Copy every line of the data in which the word "name" occurs.
-- Start Data rows --
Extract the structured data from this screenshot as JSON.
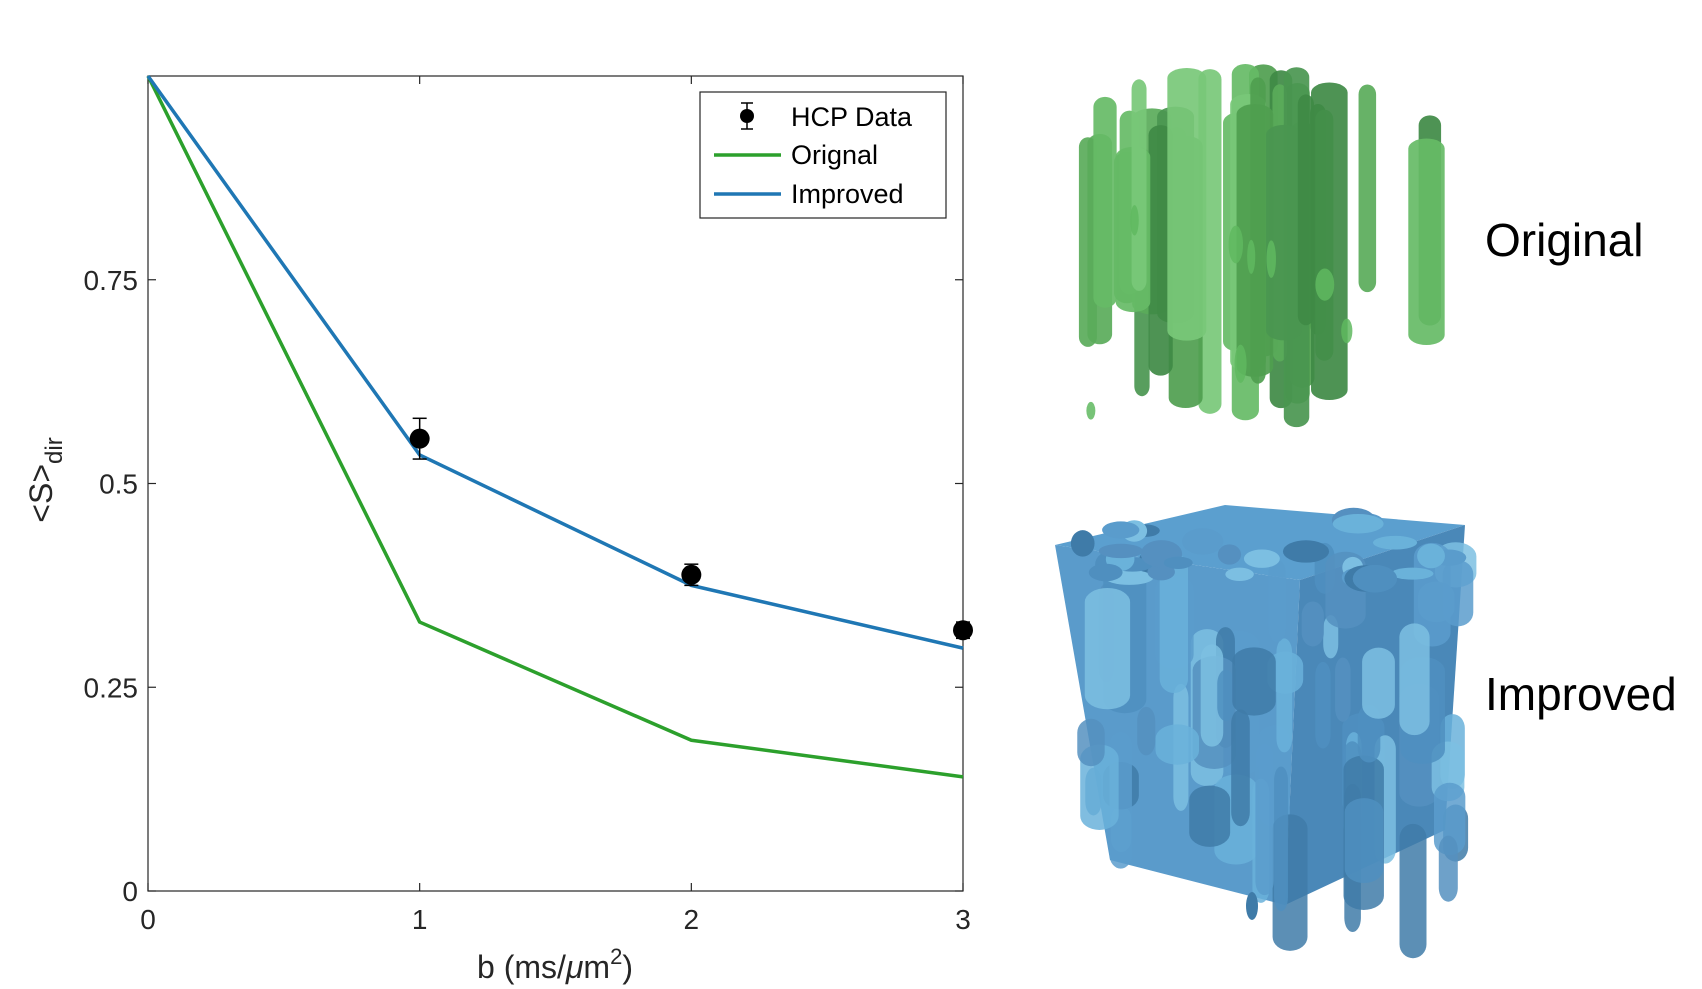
{
  "chart_data": {
    "type": "line",
    "xlabel": "b (ms/μm²)",
    "ylabel": "<S>dir",
    "xlim": [
      0,
      3
    ],
    "ylim": [
      0,
      1
    ],
    "x_ticks": [
      "0",
      "1",
      "2",
      "3"
    ],
    "y_ticks": [
      "0",
      "0.25",
      "0.5",
      "0.75"
    ],
    "x": [
      0,
      1,
      2,
      3
    ],
    "series": [
      {
        "name": "HCP Data",
        "kind": "errorbar",
        "color": "#000000",
        "x": [
          1,
          2,
          3
        ],
        "values": [
          0.555,
          0.388,
          0.32
        ],
        "errors": [
          0.025,
          0.013,
          0.01
        ]
      },
      {
        "name": "Orignal",
        "kind": "line",
        "color": "#2ca02c",
        "x": [
          0,
          1,
          2,
          3
        ],
        "values": [
          1.0,
          0.33,
          0.185,
          0.14
        ]
      },
      {
        "name": "Improved",
        "kind": "line",
        "color": "#1f77b4",
        "x": [
          0,
          1,
          2,
          3
        ],
        "values": [
          1.0,
          0.535,
          0.375,
          0.298
        ]
      }
    ],
    "legend": {
      "position": "top-right",
      "entries": [
        "HCP Data",
        "Orignal",
        "Improved"
      ]
    }
  },
  "renders": [
    {
      "label": "Original",
      "color": "#5cb85c"
    },
    {
      "label": "Improved",
      "color": "#5fa8d3"
    }
  ],
  "axis_text": {
    "ylabel_main": "<S>",
    "ylabel_sub": "dir",
    "xlabel_main": "b (ms/",
    "xlabel_mu": "μ",
    "xlabel_m": "m",
    "xlabel_sup": "2",
    "xlabel_close": ")"
  }
}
-- End Data rows --
Solution.
        "name": "HCP Data",
        "name": "Orignal",
        "name": "Improved",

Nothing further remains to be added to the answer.